## Stored data

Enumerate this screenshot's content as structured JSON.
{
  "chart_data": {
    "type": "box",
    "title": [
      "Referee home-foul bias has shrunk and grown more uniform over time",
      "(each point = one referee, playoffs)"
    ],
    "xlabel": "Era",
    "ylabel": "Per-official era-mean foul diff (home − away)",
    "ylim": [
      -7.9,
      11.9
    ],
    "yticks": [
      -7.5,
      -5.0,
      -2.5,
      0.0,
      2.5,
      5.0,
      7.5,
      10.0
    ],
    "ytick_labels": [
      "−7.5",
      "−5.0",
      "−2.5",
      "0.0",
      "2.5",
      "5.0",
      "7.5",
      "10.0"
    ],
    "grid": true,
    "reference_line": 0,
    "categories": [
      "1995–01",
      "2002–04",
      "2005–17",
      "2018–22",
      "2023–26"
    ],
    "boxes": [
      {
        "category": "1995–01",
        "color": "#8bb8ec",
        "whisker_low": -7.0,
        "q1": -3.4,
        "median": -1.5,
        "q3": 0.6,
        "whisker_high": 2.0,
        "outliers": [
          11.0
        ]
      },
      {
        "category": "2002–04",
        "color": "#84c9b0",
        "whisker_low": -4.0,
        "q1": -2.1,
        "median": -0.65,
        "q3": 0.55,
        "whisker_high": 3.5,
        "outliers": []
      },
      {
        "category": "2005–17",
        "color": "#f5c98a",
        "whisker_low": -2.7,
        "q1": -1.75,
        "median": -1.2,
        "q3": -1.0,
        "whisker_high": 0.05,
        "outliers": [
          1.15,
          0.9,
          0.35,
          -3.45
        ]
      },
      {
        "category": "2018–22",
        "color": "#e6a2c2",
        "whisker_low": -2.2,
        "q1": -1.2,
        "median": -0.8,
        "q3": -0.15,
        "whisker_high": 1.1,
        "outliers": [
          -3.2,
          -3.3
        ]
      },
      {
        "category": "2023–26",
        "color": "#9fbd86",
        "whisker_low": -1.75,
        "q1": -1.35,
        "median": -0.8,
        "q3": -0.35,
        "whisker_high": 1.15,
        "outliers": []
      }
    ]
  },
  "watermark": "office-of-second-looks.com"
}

## Problem
Could you quote the material above in full, exactly as it stands?

## Correct answer
Enumerate this screenshot's content as structured JSON.
{
  "chart_data": {
    "type": "box",
    "title": [
      "Referee home-foul bias has shrunk and grown more uniform over time",
      "(each point = one referee, playoffs)"
    ],
    "xlabel": "Era",
    "ylabel": "Per-official era-mean foul diff (home − away)",
    "ylim": [
      -7.9,
      11.9
    ],
    "yticks": [
      -7.5,
      -5.0,
      -2.5,
      0.0,
      2.5,
      5.0,
      7.5,
      10.0
    ],
    "ytick_labels": [
      "−7.5",
      "−5.0",
      "−2.5",
      "0.0",
      "2.5",
      "5.0",
      "7.5",
      "10.0"
    ],
    "grid": true,
    "reference_line": 0,
    "categories": [
      "1995–01",
      "2002–04",
      "2005–17",
      "2018–22",
      "2023–26"
    ],
    "boxes": [
      {
        "category": "1995–01",
        "color": "#8bb8ec",
        "whisker_low": -7.0,
        "q1": -3.4,
        "median": -1.5,
        "q3": 0.6,
        "whisker_high": 2.0,
        "outliers": [
          11.0
        ]
      },
      {
        "category": "2002–04",
        "color": "#84c9b0",
        "whisker_low": -4.0,
        "q1": -2.1,
        "median": -0.65,
        "q3": 0.55,
        "whisker_high": 3.5,
        "outliers": []
      },
      {
        "category": "2005–17",
        "color": "#f5c98a",
        "whisker_low": -2.7,
        "q1": -1.75,
        "median": -1.2,
        "q3": -1.0,
        "whisker_high": 0.05,
        "outliers": [
          1.15,
          0.9,
          0.35,
          -3.45
        ]
      },
      {
        "category": "2018–22",
        "color": "#e6a2c2",
        "whisker_low": -2.2,
        "q1": -1.2,
        "median": -0.8,
        "q3": -0.15,
        "whisker_high": 1.1,
        "outliers": [
          -3.2,
          -3.3
        ]
      },
      {
        "category": "2023–26",
        "color": "#9fbd86",
        "whisker_low": -1.75,
        "q1": -1.35,
        "median": -0.8,
        "q3": -0.35,
        "whisker_high": 1.15,
        "outliers": []
      }
    ]
  },
  "watermark": "office-of-second-looks.com"
}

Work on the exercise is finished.